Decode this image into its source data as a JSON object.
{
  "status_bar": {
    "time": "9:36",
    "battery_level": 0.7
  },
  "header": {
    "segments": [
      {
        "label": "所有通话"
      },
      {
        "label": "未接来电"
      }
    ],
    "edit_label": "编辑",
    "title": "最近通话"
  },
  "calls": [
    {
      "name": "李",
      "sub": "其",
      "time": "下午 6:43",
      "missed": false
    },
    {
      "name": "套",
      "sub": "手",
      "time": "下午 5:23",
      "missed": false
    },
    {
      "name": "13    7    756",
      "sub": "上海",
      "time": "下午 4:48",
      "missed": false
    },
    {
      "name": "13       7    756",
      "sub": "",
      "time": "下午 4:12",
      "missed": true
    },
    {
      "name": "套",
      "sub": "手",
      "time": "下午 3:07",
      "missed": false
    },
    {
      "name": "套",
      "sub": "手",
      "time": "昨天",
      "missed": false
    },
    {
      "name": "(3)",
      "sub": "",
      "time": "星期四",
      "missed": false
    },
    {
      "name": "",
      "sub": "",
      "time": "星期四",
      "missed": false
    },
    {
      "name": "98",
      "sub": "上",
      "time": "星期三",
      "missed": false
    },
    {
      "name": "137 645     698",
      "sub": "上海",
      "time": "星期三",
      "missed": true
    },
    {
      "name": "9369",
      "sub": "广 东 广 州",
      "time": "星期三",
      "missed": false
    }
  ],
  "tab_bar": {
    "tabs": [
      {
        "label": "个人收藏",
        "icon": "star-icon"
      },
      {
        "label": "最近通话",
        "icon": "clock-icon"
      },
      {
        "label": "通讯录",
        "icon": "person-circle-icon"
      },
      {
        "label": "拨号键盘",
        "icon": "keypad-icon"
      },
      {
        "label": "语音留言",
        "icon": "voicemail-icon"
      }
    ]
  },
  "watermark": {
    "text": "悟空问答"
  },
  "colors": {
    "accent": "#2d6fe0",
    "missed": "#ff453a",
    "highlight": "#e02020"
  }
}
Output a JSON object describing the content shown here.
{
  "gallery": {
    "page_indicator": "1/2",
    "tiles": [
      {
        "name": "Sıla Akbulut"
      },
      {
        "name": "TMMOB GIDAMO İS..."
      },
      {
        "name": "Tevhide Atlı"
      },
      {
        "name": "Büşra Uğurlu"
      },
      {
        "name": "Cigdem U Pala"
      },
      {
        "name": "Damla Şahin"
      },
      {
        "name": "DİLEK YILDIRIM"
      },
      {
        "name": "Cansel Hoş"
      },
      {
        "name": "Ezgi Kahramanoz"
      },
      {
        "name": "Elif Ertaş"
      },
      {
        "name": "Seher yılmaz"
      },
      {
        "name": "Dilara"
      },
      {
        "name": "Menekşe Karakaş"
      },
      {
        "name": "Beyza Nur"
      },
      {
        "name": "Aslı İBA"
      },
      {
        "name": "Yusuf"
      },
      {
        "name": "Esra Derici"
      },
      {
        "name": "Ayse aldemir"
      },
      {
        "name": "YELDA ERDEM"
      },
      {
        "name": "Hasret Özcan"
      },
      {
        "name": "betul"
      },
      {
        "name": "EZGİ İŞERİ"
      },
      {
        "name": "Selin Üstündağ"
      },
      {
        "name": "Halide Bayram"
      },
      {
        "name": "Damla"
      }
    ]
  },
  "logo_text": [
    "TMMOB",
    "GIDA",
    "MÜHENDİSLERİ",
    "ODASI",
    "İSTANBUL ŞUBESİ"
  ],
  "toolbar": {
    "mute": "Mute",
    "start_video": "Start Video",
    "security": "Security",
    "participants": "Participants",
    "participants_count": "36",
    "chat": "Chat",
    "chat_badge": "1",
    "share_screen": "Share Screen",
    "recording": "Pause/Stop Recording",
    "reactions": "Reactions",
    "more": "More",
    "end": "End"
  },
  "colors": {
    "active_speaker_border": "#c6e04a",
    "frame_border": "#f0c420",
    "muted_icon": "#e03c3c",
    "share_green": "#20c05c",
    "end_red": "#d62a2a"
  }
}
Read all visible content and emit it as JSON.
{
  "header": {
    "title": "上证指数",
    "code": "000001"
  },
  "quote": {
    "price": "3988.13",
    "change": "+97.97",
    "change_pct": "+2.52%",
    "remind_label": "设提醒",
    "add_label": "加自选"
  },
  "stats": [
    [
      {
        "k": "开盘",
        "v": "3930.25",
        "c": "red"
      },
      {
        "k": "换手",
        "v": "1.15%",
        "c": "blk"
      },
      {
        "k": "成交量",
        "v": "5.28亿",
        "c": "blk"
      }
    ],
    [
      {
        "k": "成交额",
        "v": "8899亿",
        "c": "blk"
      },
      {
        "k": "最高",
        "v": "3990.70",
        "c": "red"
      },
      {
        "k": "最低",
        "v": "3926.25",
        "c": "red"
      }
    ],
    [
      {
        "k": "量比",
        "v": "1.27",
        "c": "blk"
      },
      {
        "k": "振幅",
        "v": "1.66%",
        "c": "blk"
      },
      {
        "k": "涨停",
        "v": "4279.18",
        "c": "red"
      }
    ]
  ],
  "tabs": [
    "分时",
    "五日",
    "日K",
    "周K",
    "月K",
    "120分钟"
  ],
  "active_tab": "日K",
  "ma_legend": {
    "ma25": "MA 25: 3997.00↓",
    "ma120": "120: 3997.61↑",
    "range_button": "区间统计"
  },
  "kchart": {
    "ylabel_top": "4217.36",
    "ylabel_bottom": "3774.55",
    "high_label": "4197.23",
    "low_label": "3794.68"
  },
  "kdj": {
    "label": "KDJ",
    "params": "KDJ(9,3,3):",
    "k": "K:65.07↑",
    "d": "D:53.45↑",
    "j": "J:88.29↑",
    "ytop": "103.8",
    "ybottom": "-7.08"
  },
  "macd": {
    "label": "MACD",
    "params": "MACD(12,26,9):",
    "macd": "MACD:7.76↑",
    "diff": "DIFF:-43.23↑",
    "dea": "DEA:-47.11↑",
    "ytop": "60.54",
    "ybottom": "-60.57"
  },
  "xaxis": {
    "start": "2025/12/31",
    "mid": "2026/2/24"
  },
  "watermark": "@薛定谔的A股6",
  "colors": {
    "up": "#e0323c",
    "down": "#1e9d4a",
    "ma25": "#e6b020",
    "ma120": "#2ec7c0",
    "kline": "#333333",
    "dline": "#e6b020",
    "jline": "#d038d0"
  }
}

# # # #

The whole listing above needs to be written out again exactly.

Decode this image into its source data as a JSON object.
{
  "status_bar": {
    "time": "9:36",
    "battery_level": 0.7
  },
  "header": {
    "segments": [
      {
        "label": "所有通话"
      },
      {
        "label": "未接来电"
      }
    ],
    "edit_label": "编辑",
    "title": "最近通话"
  },
  "calls": [
    {
      "name": "李",
      "sub": "其",
      "time": "下午 6:43",
      "missed": false
    },
    {
      "name": "套",
      "sub": "手",
      "time": "下午 5:23",
      "missed": false
    },
    {
      "name": "13    7    756",
      "sub": "上海",
      "time": "下午 4:48",
      "missed": false
    },
    {
      "name": "13       7    756",
      "sub": "",
      "time": "下午 4:12",
      "missed": true
    },
    {
      "name": "套",
      "sub": "手",
      "time": "下午 3:07",
      "missed": false
    },
    {
      "name": "套",
      "sub": "手",
      "time": "昨天",
      "missed": false
    },
    {
      "name": "(3)",
      "sub": "",
      "time": "星期四",
      "missed": false
    },
    {
      "name": "",
      "sub": "",
      "time": "星期四",
      "missed": false
    },
    {
      "name": "98",
      "sub": "上",
      "time": "星期三",
      "missed": false
    },
    {
      "name": "137 645     698",
      "sub": "上海",
      "time": "星期三",
      "missed": true
    },
    {
      "name": "9369",
      "sub": "广 东 广 州",
      "time": "星期三",
      "missed": false
    }
  ],
  "tab_bar": {
    "tabs": [
      {
        "label": "个人收藏",
        "icon": "star-icon"
      },
      {
        "label": "最近通话",
        "icon": "clock-icon"
      },
      {
        "label": "通讯录",
        "icon": "person-circle-icon"
      },
      {
        "label": "拨号键盘",
        "icon": "keypad-icon"
      },
      {
        "label": "语音留言",
        "icon": "voicemail-icon"
      }
    ]
  },
  "watermark": {
    "text": "悟空问答"
  },
  "colors": {
    "accent": "#2d6fe0",
    "missed": "#ff453a",
    "highlight": "#e02020"
  }
}
Output a JSON object describing the content shown here.
{
  "gallery": {
    "page_indicator": "1/2",
    "tiles": [
      {
        "name": "Sıla Akbulut"
      },
      {
        "name": "TMMOB GIDAMO İS..."
      },
      {
        "name": "Tevhide Atlı"
      },
      {
        "name": "Büşra Uğurlu"
      },
      {
        "name": "Cigdem U Pala"
      },
      {
        "name": "Damla Şahin"
      },
      {
        "name": "DİLEK YILDIRIM"
      },
      {
        "name": "Cansel Hoş"
      },
      {
        "name": "Ezgi Kahramanoz"
      },
      {
        "name": "Elif Ertaş"
      },
      {
        "name": "Seher yılmaz"
      },
      {
        "name": "Dilara"
      },
      {
        "name": "Menekşe Karakaş"
      },
      {
        "name": "Beyza Nur"
      },
      {
        "name": "Aslı İBA"
      },
      {
        "name": "Yusuf"
      },
      {
        "name": "Esra Derici"
      },
      {
        "name": "Ayse aldemir"
      },
      {
        "name": "YELDA ERDEM"
      },
      {
        "name": "Hasret Özcan"
      },
      {
        "name": "betul"
      },
      {
        "name": "EZGİ İŞERİ"
      },
      {
        "name": "Selin Üstündağ"
      },
      {
        "name": "Halide Bayram"
      },
      {
        "name": "Damla"
      }
    ]
  },
  "logo_text": [
    "TMMOB",
    "GIDA",
    "MÜHENDİSLERİ",
    "ODASI",
    "İSTANBUL ŞUBESİ"
  ],
  "toolbar": {
    "mute": "Mute",
    "start_video": "Start Video",
    "security": "Security",
    "participants": "Participants",
    "participants_count": "36",
    "chat": "Chat",
    "chat_badge": "1",
    "share_screen": "Share Screen",
    "recording": "Pause/Stop Recording",
    "reactions": "Reactions",
    "more": "More",
    "end": "End"
  },
  "colors": {
    "active_speaker_border": "#c6e04a",
    "frame_border": "#f0c420",
    "muted_icon": "#e03c3c",
    "share_green": "#20c05c",
    "end_red": "#d62a2a"
  }
}
Read all visible content and emit it as JSON.
{
  "header": {
    "title": "上证指数",
    "code": "000001"
  },
  "quote": {
    "price": "3988.13",
    "change": "+97.97",
    "change_pct": "+2.52%",
    "remind_label": "设提醒",
    "add_label": "加自选"
  },
  "stats": [
    [
      {
        "k": "开盘",
        "v": "3930.25",
        "c": "red"
      },
      {
        "k": "换手",
        "v": "1.15%",
        "c": "blk"
      },
      {
        "k": "成交量",
        "v": "5.28亿",
        "c": "blk"
      }
    ],
    [
      {
        "k": "成交额",
        "v": "8899亿",
        "c": "blk"
      },
      {
        "k": "最高",
        "v": "3990.70",
        "c": "red"
      },
      {
        "k": "最低",
        "v": "3926.25",
        "c": "red"
      }
    ],
    [
      {
        "k": "量比",
        "v": "1.27",
        "c": "blk"
      },
      {
        "k": "振幅",
        "v": "1.66%",
        "c": "blk"
      },
      {
        "k": "涨停",
        "v": "4279.18",
        "c": "red"
      }
    ]
  ],
  "tabs": [
    "分时",
    "五日",
    "日K",
    "周K",
    "月K",
    "120分钟"
  ],
  "active_tab": "日K",
  "ma_legend": {
    "ma25": "MA 25: 3997.00↓",
    "ma120": "120: 3997.61↑",
    "range_button": "区间统计"
  },
  "kchart": {
    "ylabel_top": "4217.36",
    "ylabel_bottom": "3774.55",
    "high_label": "4197.23",
    "low_label": "3794.68"
  },
  "kdj": {
    "label": "KDJ",
    "params": "KDJ(9,3,3):",
    "k": "K:65.07↑",
    "d": "D:53.45↑",
    "j": "J:88.29↑",
    "ytop": "103.8",
    "ybottom": "-7.08"
  },
  "macd": {
    "label": "MACD",
    "params": "MACD(12,26,9):",
    "macd": "MACD:7.76↑",
    "diff": "DIFF:-43.23↑",
    "dea": "DEA:-47.11↑",
    "ytop": "60.54",
    "ybottom": "-60.57"
  },
  "xaxis": {
    "start": "2025/12/31",
    "mid": "2026/2/24"
  },
  "watermark": "@薛定谔的A股6",
  "colors": {
    "up": "#e0323c",
    "down": "#1e9d4a",
    "ma25": "#e6b020",
    "ma120": "#2ec7c0",
    "kline": "#333333",
    "dline": "#e6b020",
    "jline": "#d038d0"
  }
}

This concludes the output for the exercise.